--- start THE DATA ---
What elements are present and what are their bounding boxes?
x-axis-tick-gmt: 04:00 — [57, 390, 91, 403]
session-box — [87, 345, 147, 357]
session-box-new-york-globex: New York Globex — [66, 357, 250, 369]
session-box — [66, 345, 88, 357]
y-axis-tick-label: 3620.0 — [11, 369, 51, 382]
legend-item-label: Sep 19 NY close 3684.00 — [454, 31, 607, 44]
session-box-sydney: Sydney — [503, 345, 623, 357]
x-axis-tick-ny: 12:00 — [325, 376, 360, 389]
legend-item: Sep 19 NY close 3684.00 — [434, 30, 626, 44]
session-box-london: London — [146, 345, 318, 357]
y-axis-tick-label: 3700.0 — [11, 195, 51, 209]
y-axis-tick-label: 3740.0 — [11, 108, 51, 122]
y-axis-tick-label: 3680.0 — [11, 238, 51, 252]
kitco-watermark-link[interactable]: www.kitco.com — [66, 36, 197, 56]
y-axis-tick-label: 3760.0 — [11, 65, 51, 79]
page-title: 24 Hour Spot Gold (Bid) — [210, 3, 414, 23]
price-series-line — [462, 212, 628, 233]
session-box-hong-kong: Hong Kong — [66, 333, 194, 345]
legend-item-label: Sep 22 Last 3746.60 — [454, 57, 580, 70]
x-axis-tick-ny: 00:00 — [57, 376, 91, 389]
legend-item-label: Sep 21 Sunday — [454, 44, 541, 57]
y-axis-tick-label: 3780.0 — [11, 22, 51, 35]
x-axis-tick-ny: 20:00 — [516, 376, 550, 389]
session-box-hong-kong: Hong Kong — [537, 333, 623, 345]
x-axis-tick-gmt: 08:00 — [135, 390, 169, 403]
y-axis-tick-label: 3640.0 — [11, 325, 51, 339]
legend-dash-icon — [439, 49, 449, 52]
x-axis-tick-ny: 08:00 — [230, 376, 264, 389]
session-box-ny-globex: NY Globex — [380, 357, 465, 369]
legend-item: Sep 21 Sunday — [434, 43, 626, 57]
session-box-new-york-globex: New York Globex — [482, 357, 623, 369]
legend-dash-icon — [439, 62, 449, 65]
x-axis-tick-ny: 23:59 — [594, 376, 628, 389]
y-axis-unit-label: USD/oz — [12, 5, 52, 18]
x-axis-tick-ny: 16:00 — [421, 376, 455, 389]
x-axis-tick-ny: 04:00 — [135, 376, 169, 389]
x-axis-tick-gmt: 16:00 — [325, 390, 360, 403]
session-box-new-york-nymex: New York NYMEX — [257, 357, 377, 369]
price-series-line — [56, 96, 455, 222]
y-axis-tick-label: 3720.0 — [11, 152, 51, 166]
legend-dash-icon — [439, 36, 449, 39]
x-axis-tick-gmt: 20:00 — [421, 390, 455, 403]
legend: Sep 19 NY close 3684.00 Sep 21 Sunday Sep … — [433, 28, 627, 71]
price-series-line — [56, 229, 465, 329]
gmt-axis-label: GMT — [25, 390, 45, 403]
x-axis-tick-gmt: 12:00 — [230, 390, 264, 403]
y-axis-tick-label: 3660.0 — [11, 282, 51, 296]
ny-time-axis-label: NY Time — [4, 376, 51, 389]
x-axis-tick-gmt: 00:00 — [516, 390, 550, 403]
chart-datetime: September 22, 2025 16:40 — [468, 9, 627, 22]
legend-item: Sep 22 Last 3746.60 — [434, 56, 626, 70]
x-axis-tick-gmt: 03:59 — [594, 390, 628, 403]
--- end THE DATA ---
Set down every line of the records above again, word for word and in the same order.

> _EXERCISE RESULT_
What elements are present and what are their bounding boxes?
x-axis-tick-gmt: 04:00 — [57, 390, 91, 403]
session-box — [87, 345, 147, 357]
session-box-new-york-globex: New York Globex — [66, 357, 250, 369]
session-box — [66, 345, 88, 357]
y-axis-tick-label: 3620.0 — [11, 369, 51, 382]
legend-item-label: Sep 19 NY close 3684.00 — [454, 31, 607, 44]
session-box-sydney: Sydney — [503, 345, 623, 357]
x-axis-tick-ny: 12:00 — [325, 376, 360, 389]
legend-item: Sep 19 NY close 3684.00 — [434, 30, 626, 44]
session-box-london: London — [146, 345, 318, 357]
y-axis-tick-label: 3700.0 — [11, 195, 51, 209]
y-axis-tick-label: 3740.0 — [11, 108, 51, 122]
y-axis-tick-label: 3680.0 — [11, 238, 51, 252]
kitco-watermark-link[interactable]: www.kitco.com — [66, 36, 197, 56]
y-axis-tick-label: 3760.0 — [11, 65, 51, 79]
page-title: 24 Hour Spot Gold (Bid) — [210, 3, 414, 23]
price-series-line — [462, 212, 628, 233]
session-box-hong-kong: Hong Kong — [66, 333, 194, 345]
legend-item-label: Sep 22 Last 3746.60 — [454, 57, 580, 70]
x-axis-tick-ny: 00:00 — [57, 376, 91, 389]
legend-item-label: Sep 21 Sunday — [454, 44, 541, 57]
y-axis-tick-label: 3780.0 — [11, 22, 51, 35]
x-axis-tick-ny: 20:00 — [516, 376, 550, 389]
session-box-hong-kong: Hong Kong — [537, 333, 623, 345]
x-axis-tick-gmt: 08:00 — [135, 390, 169, 403]
y-axis-tick-label: 3640.0 — [11, 325, 51, 339]
legend-dash-icon — [439, 49, 449, 52]
x-axis-tick-ny: 08:00 — [230, 376, 264, 389]
session-box-ny-globex: NY Globex — [380, 357, 465, 369]
legend-item: Sep 21 Sunday — [434, 43, 626, 57]
session-box-new-york-globex: New York Globex — [482, 357, 623, 369]
legend-dash-icon — [439, 62, 449, 65]
x-axis-tick-ny: 23:59 — [594, 376, 628, 389]
y-axis-unit-label: USD/oz — [12, 5, 52, 18]
x-axis-tick-ny: 16:00 — [421, 376, 455, 389]
x-axis-tick-ny: 04:00 — [135, 376, 169, 389]
x-axis-tick-gmt: 16:00 — [325, 390, 360, 403]
session-box-new-york-nymex: New York NYMEX — [257, 357, 377, 369]
price-series-line — [56, 96, 455, 222]
y-axis-tick-label: 3720.0 — [11, 152, 51, 166]
legend-dash-icon — [439, 36, 449, 39]
x-axis-tick-gmt: 20:00 — [421, 390, 455, 403]
legend: Sep 19 NY close 3684.00 Sep 21 Sunday Sep … — [433, 28, 627, 71]
price-series-line — [56, 229, 465, 329]
gmt-axis-label: GMT — [25, 390, 45, 403]
x-axis-tick-gmt: 12:00 — [230, 390, 264, 403]
y-axis-tick-label: 3660.0 — [11, 282, 51, 296]
ny-time-axis-label: NY Time — [4, 376, 51, 389]
x-axis-tick-gmt: 00:00 — [516, 390, 550, 403]
chart-datetime: September 22, 2025 16:40 — [468, 9, 627, 22]
legend-item: Sep 22 Last 3746.60 — [434, 56, 626, 70]
x-axis-tick-gmt: 03:59 — [594, 390, 628, 403]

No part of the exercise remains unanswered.